Gather up every line that includes the string "this".

━━━━━ RECORDS FOR THE TASK

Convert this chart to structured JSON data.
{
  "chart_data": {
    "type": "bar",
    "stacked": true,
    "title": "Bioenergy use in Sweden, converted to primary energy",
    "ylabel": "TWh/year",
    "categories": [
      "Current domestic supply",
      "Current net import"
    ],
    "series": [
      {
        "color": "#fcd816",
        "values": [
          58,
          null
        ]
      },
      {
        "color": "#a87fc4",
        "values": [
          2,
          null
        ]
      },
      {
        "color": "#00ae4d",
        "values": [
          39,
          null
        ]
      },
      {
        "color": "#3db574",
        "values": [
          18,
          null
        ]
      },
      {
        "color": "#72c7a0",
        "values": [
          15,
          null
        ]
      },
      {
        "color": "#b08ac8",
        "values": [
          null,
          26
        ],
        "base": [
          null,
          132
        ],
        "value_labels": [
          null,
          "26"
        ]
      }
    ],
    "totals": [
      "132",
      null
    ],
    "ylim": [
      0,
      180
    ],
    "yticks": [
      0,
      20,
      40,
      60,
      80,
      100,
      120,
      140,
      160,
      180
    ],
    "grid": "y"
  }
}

━━━━━━━━━━
━━━━━ RECORDS FOR THE TASK

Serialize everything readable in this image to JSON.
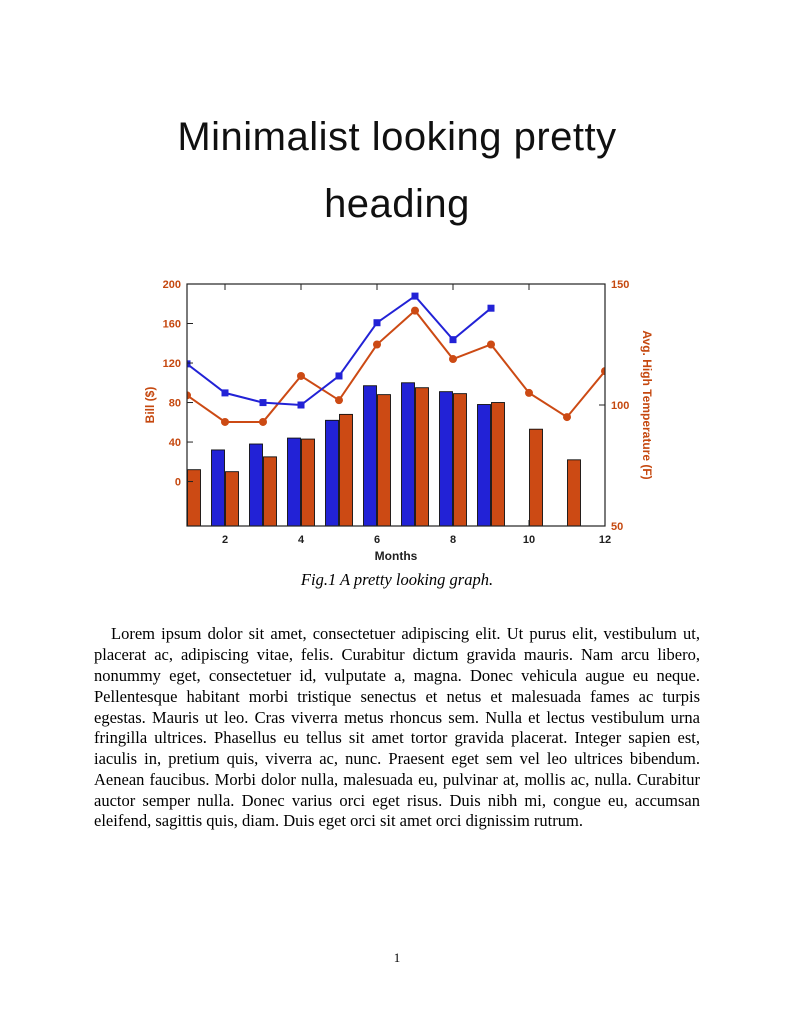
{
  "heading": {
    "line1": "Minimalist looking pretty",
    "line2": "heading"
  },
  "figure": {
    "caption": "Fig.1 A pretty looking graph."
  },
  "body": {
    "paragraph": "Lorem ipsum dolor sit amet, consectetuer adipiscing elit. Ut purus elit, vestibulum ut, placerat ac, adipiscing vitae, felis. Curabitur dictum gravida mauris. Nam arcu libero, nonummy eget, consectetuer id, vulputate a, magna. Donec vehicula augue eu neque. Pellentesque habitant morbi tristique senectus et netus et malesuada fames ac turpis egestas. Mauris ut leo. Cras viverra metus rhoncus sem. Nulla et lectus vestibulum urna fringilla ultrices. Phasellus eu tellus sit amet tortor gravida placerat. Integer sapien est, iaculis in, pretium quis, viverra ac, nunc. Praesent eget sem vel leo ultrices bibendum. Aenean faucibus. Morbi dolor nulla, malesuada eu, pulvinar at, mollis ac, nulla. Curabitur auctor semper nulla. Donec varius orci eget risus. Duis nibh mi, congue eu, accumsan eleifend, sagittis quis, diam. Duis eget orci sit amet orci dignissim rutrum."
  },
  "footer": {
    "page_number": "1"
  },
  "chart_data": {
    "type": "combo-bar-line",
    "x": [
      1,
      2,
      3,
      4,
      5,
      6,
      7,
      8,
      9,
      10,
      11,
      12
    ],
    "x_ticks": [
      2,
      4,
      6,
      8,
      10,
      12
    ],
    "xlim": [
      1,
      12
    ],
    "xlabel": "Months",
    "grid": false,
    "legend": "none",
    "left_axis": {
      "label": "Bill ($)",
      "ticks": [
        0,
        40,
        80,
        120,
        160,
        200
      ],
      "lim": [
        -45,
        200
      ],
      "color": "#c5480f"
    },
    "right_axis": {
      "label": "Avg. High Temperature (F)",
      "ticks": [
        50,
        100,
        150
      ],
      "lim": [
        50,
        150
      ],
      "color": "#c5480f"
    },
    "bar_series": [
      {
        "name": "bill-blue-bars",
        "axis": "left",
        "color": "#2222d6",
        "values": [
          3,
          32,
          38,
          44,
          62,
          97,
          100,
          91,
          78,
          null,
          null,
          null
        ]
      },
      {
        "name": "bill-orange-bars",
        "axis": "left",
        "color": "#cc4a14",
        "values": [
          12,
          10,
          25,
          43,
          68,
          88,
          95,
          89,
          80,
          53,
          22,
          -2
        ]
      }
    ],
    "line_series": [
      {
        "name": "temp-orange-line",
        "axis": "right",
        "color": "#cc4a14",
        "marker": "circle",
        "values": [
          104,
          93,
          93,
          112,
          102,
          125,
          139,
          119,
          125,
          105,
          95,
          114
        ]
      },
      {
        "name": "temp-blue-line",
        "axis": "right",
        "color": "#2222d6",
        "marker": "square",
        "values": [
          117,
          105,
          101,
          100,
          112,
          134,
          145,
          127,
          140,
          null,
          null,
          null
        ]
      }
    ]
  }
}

━━━━━━━━━━
━━━━━ RECORDS FOR THE TASK

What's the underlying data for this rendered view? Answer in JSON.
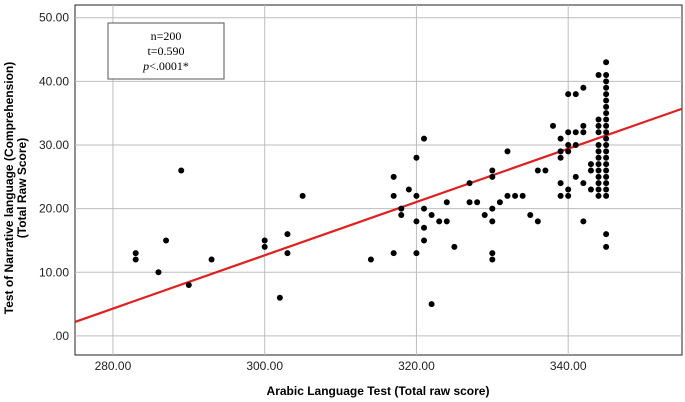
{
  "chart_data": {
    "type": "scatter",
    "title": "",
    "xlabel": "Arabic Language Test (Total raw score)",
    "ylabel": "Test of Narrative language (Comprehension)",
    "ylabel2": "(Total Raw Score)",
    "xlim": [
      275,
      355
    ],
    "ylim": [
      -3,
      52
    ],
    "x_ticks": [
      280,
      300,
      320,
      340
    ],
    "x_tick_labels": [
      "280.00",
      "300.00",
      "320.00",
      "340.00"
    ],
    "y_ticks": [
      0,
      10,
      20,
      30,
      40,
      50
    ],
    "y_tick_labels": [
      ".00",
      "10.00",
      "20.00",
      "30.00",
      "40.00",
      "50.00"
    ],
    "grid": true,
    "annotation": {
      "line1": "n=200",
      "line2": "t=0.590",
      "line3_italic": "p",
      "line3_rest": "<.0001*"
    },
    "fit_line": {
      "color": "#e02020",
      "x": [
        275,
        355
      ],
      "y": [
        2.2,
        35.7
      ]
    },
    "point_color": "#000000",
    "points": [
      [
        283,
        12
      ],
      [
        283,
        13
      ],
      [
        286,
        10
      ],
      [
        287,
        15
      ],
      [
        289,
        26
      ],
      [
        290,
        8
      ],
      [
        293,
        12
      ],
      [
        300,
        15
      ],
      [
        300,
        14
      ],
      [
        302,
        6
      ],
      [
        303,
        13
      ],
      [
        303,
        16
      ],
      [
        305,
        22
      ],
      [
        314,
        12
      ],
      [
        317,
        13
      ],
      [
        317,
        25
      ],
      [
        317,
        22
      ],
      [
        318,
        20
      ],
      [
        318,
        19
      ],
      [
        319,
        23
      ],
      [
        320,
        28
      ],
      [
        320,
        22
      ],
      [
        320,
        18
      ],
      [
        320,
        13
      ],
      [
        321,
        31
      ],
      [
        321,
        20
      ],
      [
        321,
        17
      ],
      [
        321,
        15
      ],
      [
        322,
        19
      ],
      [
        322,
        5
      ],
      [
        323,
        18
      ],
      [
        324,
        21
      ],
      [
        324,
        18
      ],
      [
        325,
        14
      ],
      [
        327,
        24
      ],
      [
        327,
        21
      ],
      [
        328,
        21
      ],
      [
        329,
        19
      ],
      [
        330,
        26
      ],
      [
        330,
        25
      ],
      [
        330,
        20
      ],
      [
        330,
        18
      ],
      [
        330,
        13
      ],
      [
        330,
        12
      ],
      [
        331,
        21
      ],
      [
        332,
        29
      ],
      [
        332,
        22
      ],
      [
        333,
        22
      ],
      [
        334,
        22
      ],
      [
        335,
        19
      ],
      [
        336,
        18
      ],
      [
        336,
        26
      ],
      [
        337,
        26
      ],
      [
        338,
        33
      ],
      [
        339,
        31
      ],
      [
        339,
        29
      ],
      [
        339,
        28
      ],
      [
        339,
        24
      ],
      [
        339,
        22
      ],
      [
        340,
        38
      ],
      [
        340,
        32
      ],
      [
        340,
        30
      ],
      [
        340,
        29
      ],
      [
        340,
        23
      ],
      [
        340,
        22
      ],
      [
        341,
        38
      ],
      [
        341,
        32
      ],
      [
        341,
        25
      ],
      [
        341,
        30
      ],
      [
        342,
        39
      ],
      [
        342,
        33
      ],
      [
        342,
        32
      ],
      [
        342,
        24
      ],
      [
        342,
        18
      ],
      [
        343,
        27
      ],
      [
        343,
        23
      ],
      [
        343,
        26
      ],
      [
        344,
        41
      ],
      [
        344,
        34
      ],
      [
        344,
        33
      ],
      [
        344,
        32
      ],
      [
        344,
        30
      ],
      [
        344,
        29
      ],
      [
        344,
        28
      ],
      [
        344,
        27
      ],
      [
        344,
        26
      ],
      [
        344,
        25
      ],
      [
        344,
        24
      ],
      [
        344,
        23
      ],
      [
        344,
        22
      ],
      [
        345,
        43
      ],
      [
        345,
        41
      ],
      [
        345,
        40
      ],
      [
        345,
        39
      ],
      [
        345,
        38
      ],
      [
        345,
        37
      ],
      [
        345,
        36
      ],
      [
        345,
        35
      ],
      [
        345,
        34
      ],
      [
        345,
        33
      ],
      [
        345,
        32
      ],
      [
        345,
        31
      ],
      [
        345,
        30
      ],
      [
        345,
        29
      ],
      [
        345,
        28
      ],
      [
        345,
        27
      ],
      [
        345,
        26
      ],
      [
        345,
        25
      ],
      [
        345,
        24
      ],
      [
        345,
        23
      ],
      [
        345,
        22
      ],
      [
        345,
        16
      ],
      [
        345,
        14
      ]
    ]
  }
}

━━━━━━━━━━

- **THE RESPONSE**:
Convert this chart to structured JSON data.
Serialize everything readable in this image to JSON.
What's the underlying data for this rendered view? Answer in JSON.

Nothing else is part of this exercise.